Exercise description » Identify, in the records below, every line where the string "ActMAD" appears, and copy each such line.

[Items from a dataset]
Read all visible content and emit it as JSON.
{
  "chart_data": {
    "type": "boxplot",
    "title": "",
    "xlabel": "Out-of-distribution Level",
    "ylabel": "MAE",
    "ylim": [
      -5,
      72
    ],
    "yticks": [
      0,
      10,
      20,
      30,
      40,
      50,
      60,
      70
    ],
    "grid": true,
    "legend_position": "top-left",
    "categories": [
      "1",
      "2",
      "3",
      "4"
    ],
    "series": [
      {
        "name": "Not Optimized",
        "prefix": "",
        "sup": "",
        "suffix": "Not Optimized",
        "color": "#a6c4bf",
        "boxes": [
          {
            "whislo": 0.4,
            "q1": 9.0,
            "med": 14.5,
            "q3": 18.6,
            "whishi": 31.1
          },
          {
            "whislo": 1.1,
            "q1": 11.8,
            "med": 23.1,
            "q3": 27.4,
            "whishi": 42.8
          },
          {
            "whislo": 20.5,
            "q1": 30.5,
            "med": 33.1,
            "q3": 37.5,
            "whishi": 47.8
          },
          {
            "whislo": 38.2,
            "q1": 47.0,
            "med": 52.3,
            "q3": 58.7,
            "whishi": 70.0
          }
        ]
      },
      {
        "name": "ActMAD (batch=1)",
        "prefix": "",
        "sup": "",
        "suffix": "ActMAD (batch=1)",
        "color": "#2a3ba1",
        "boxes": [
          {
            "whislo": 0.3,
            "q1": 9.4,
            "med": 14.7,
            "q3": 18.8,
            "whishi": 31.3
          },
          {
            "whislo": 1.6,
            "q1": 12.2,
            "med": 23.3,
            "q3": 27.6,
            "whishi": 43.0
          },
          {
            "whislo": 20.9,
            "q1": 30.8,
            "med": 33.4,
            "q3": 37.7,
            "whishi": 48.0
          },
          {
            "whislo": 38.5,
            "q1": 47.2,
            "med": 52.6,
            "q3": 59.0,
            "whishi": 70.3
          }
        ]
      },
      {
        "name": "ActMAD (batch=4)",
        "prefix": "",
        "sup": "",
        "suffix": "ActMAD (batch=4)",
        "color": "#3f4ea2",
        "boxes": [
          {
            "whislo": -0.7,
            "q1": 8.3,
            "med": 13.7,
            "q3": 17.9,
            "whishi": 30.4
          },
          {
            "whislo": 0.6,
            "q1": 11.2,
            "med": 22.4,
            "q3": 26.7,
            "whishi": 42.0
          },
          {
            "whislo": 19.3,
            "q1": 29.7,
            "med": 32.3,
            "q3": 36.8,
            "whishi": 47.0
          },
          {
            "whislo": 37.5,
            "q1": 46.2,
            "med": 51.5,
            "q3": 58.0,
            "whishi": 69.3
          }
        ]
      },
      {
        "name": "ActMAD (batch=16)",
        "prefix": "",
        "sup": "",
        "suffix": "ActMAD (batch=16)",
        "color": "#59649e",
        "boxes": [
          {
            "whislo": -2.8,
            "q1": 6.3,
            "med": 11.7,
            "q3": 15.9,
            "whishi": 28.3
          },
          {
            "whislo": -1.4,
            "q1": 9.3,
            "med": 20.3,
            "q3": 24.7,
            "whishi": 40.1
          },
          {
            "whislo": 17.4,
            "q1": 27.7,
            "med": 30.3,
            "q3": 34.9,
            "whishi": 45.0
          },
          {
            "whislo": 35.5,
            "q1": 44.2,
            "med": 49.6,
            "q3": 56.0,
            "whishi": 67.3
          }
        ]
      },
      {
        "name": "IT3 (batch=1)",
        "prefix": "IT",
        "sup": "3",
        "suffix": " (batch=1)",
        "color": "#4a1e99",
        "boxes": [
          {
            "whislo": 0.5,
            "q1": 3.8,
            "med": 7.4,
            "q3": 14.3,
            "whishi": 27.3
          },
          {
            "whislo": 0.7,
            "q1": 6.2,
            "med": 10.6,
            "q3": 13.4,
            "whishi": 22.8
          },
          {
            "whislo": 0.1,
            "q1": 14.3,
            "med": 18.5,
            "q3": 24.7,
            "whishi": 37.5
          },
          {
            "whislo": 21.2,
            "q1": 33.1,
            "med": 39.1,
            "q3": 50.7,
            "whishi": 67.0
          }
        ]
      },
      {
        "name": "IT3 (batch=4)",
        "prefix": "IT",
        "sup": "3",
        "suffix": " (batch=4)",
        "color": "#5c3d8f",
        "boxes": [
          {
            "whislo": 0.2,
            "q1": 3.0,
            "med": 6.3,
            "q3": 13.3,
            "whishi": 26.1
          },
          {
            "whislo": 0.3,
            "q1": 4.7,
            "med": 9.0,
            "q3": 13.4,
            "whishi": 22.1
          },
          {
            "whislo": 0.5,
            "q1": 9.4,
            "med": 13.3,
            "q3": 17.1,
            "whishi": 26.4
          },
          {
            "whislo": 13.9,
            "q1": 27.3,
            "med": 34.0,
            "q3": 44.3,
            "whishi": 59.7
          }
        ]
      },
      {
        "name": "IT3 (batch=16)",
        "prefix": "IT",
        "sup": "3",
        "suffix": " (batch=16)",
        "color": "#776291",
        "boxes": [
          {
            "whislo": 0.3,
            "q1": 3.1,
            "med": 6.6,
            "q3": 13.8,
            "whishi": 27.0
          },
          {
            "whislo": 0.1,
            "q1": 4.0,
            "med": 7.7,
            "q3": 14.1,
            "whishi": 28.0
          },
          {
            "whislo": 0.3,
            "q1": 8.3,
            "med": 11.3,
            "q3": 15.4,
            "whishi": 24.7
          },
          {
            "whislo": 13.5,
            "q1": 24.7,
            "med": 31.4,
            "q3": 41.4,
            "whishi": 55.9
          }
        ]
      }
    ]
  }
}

* * *

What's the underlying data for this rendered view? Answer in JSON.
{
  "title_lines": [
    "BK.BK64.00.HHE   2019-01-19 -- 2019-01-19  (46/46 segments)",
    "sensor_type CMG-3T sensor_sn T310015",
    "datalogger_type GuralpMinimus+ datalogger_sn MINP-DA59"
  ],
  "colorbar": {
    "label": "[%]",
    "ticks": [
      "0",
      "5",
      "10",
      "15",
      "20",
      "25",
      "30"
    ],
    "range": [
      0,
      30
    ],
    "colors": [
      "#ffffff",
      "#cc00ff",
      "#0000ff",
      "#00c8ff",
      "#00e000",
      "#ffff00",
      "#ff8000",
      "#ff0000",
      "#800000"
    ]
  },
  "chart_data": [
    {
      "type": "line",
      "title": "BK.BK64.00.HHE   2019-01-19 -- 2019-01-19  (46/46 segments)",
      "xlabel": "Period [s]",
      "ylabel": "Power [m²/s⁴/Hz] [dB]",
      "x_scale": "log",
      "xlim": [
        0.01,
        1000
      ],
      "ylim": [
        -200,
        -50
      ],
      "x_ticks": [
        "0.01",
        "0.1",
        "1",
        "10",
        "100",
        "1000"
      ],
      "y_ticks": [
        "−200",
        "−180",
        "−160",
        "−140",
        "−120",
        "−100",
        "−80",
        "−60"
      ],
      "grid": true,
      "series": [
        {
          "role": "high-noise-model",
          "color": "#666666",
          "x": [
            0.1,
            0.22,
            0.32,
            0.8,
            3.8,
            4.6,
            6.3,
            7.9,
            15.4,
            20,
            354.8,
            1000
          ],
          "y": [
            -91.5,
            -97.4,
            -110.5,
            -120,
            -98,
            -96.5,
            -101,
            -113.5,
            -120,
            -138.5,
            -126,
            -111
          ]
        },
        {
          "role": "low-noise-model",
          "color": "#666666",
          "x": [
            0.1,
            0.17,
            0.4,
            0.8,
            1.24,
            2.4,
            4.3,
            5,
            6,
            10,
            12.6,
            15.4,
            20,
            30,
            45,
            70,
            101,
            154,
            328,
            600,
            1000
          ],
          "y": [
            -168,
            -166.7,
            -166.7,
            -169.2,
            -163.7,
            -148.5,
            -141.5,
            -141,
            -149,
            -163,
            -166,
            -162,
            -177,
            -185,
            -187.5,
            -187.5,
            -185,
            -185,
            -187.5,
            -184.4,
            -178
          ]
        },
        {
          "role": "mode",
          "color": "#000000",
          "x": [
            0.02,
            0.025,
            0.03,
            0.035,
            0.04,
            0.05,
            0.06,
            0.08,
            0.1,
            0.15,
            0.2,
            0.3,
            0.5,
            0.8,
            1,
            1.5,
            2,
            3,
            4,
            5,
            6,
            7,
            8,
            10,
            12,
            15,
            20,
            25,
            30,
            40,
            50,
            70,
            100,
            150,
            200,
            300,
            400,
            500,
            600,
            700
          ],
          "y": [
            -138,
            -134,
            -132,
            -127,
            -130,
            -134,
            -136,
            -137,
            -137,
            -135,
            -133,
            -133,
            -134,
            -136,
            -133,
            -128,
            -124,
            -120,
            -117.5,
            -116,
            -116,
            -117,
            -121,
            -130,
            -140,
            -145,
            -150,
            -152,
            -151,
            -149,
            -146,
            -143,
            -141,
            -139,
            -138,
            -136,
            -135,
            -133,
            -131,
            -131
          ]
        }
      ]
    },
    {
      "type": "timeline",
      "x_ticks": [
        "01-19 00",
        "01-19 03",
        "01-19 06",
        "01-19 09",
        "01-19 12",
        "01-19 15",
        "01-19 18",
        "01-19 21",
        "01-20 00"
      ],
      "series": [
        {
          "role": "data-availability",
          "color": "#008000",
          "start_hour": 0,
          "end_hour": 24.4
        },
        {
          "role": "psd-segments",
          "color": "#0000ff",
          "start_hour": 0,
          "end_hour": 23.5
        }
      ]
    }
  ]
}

Task output »
        "name": "ActMAD (batch=1)",
        "suffix": "ActMAD (batch=1)",
        "name": "ActMAD (batch=4)",
        "suffix": "ActMAD (batch=4)",
        "name": "ActMAD (batch=16)",
        "suffix": "ActMAD (batch=16)",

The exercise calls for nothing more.